• [DIRECTIVE]
Please write out the material below exactly as given.

───── AVAILABLE DATA ─────

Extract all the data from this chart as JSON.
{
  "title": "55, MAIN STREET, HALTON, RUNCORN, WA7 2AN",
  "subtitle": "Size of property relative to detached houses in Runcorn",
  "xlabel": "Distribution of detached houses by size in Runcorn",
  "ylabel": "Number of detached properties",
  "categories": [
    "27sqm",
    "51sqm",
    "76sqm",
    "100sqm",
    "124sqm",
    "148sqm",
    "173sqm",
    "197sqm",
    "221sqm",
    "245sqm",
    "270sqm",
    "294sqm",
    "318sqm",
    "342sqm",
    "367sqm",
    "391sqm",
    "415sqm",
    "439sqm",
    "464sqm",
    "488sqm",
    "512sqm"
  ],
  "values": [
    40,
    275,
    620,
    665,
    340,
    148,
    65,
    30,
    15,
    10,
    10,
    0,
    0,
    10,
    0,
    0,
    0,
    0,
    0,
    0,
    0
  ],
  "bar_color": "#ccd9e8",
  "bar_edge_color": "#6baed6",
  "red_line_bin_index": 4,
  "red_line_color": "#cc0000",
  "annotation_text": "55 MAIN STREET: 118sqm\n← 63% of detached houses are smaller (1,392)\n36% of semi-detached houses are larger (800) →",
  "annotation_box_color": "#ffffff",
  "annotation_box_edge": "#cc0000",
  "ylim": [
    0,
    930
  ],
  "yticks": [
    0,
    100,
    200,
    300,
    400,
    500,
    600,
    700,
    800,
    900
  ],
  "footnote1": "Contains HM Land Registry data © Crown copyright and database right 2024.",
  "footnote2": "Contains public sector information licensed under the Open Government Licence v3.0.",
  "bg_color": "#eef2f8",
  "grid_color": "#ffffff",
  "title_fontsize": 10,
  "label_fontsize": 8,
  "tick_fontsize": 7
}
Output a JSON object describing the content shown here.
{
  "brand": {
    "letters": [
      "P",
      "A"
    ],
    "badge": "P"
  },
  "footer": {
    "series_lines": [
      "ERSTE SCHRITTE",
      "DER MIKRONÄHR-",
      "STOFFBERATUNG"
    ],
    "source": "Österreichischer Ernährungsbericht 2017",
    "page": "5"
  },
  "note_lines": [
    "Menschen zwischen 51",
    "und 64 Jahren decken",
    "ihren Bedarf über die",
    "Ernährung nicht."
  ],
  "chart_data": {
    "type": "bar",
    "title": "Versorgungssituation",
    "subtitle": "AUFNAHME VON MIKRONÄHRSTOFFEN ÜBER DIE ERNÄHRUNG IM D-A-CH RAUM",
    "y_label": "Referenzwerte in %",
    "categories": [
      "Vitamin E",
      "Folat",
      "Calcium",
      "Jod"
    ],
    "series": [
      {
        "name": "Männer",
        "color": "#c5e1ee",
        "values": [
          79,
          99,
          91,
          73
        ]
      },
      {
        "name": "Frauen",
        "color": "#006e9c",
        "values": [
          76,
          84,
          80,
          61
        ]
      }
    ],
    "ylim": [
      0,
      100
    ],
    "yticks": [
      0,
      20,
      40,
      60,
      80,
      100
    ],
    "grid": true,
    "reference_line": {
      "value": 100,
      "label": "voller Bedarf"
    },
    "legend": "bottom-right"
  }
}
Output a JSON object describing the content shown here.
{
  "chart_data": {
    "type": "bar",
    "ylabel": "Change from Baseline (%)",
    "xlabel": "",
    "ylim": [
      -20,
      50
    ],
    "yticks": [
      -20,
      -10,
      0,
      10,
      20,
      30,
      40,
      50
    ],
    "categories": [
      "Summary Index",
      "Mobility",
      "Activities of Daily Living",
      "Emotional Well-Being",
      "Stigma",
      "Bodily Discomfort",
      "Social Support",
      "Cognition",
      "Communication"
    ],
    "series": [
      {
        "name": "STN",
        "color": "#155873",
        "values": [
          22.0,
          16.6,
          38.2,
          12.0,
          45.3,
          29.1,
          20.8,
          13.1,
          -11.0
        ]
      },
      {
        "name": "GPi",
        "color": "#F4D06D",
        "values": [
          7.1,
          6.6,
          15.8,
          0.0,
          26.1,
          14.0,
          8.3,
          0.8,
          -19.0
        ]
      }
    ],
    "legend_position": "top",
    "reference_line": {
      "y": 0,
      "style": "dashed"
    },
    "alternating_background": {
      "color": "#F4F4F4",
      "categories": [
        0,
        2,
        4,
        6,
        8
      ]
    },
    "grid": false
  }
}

─────

• [RESPONSE TO THIS TASK]
Extract all the data from this chart as JSON.
{
  "title": "55, MAIN STREET, HALTON, RUNCORN, WA7 2AN",
  "subtitle": "Size of property relative to detached houses in Runcorn",
  "xlabel": "Distribution of detached houses by size in Runcorn",
  "ylabel": "Number of detached properties",
  "categories": [
    "27sqm",
    "51sqm",
    "76sqm",
    "100sqm",
    "124sqm",
    "148sqm",
    "173sqm",
    "197sqm",
    "221sqm",
    "245sqm",
    "270sqm",
    "294sqm",
    "318sqm",
    "342sqm",
    "367sqm",
    "391sqm",
    "415sqm",
    "439sqm",
    "464sqm",
    "488sqm",
    "512sqm"
  ],
  "values": [
    40,
    275,
    620,
    665,
    340,
    148,
    65,
    30,
    15,
    10,
    10,
    0,
    0,
    10,
    0,
    0,
    0,
    0,
    0,
    0,
    0
  ],
  "bar_color": "#ccd9e8",
  "bar_edge_color": "#6baed6",
  "red_line_bin_index": 4,
  "red_line_color": "#cc0000",
  "annotation_text": "55 MAIN STREET: 118sqm\n← 63% of detached houses are smaller (1,392)\n36% of semi-detached houses are larger (800) →",
  "annotation_box_color": "#ffffff",
  "annotation_box_edge": "#cc0000",
  "ylim": [
    0,
    930
  ],
  "yticks": [
    0,
    100,
    200,
    300,
    400,
    500,
    600,
    700,
    800,
    900
  ],
  "footnote1": "Contains HM Land Registry data © Crown copyright and database right 2024.",
  "footnote2": "Contains public sector information licensed under the Open Government Licence v3.0.",
  "bg_color": "#eef2f8",
  "grid_color": "#ffffff",
  "title_fontsize": 10,
  "label_fontsize": 8,
  "tick_fontsize": 7
}
Output a JSON object describing the content shown here.
{
  "brand": {
    "letters": [
      "P",
      "A"
    ],
    "badge": "P"
  },
  "footer": {
    "series_lines": [
      "ERSTE SCHRITTE",
      "DER MIKRONÄHR-",
      "STOFFBERATUNG"
    ],
    "source": "Österreichischer Ernährungsbericht 2017",
    "page": "5"
  },
  "note_lines": [
    "Menschen zwischen 51",
    "und 64 Jahren decken",
    "ihren Bedarf über die",
    "Ernährung nicht."
  ],
  "chart_data": {
    "type": "bar",
    "title": "Versorgungssituation",
    "subtitle": "AUFNAHME VON MIKRONÄHRSTOFFEN ÜBER DIE ERNÄHRUNG IM D-A-CH RAUM",
    "y_label": "Referenzwerte in %",
    "categories": [
      "Vitamin E",
      "Folat",
      "Calcium",
      "Jod"
    ],
    "series": [
      {
        "name": "Männer",
        "color": "#c5e1ee",
        "values": [
          79,
          99,
          91,
          73
        ]
      },
      {
        "name": "Frauen",
        "color": "#006e9c",
        "values": [
          76,
          84,
          80,
          61
        ]
      }
    ],
    "ylim": [
      0,
      100
    ],
    "yticks": [
      0,
      20,
      40,
      60,
      80,
      100
    ],
    "grid": true,
    "reference_line": {
      "value": 100,
      "label": "voller Bedarf"
    },
    "legend": "bottom-right"
  }
}
Output a JSON object describing the content shown here.
{
  "chart_data": {
    "type": "bar",
    "ylabel": "Change from Baseline (%)",
    "xlabel": "",
    "ylim": [
      -20,
      50
    ],
    "yticks": [
      -20,
      -10,
      0,
      10,
      20,
      30,
      40,
      50
    ],
    "categories": [
      "Summary Index",
      "Mobility",
      "Activities of Daily Living",
      "Emotional Well-Being",
      "Stigma",
      "Bodily Discomfort",
      "Social Support",
      "Cognition",
      "Communication"
    ],
    "series": [
      {
        "name": "STN",
        "color": "#155873",
        "values": [
          22.0,
          16.6,
          38.2,
          12.0,
          45.3,
          29.1,
          20.8,
          13.1,
          -11.0
        ]
      },
      {
        "name": "GPi",
        "color": "#F4D06D",
        "values": [
          7.1,
          6.6,
          15.8,
          0.0,
          26.1,
          14.0,
          8.3,
          0.8,
          -19.0
        ]
      }
    ],
    "legend_position": "top",
    "reference_line": {
      "y": 0,
      "style": "dashed"
    },
    "alternating_background": {
      "color": "#F4F4F4",
      "categories": [
        0,
        2,
        4,
        6,
        8
      ]
    },
    "grid": false
  }
}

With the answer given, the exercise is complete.